►

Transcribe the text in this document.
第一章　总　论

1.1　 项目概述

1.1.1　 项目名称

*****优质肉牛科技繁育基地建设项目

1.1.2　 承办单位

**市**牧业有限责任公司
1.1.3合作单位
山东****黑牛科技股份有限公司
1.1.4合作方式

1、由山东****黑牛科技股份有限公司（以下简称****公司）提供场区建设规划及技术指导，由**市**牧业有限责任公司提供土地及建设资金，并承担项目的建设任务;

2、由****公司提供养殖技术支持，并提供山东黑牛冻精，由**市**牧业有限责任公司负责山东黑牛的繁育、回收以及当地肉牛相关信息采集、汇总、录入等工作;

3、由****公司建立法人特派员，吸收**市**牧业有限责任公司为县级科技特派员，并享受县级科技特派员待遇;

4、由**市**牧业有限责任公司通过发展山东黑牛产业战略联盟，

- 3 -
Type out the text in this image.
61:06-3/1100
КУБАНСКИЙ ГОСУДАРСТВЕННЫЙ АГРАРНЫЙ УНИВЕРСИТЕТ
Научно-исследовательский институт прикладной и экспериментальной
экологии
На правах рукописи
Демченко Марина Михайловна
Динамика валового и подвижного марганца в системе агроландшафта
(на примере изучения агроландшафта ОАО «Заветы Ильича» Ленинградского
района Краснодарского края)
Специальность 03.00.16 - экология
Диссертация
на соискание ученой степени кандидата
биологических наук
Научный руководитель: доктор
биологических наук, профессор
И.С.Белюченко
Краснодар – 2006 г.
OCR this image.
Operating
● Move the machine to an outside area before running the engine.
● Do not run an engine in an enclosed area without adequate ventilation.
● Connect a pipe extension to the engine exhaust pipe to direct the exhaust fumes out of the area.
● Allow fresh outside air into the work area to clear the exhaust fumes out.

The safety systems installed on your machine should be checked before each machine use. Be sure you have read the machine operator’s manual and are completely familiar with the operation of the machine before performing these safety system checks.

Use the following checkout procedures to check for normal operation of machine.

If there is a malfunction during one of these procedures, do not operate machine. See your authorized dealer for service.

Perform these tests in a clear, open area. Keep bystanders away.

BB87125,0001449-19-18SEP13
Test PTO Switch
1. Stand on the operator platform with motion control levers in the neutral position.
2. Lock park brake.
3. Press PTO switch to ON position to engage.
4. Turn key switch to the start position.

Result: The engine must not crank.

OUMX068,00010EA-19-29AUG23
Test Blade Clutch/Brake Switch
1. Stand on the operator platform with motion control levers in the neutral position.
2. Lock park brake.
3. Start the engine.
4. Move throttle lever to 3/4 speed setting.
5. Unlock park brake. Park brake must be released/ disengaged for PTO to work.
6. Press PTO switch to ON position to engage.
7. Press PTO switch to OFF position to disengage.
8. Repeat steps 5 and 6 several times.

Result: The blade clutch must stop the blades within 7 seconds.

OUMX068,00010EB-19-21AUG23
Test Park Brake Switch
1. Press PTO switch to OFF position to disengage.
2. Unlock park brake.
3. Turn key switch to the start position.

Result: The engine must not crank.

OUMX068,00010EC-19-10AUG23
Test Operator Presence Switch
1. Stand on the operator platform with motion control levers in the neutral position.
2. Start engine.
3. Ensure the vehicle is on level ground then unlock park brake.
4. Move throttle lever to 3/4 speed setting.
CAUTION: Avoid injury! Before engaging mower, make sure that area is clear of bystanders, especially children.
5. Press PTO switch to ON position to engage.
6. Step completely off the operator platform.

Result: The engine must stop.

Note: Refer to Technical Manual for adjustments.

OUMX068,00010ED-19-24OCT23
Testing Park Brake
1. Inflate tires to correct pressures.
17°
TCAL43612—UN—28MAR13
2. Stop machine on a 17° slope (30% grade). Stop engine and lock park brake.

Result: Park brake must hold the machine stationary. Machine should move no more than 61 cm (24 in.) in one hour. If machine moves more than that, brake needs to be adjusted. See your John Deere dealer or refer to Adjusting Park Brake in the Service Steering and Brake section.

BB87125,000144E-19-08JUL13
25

◄

- **GIVEN PROBLEM**:
Look through the entries and find each line that has the string "should". Copy those lines.

- **RESPONSE**:
The safety systems installed on your machine should be checked before each machine use. Be sure you have read the machine operator’s manual and are completely familiar with the operation of the machine before performing these safety system checks.
Result: Park brake must hold the machine stationary. Machine should move no more than 61 cm (24 in.) in one hour. If machine moves more than that, brake needs to be adjusted. See your John Deere dealer or refer to Adjusting Park Brake in the Service Steering and Brake section.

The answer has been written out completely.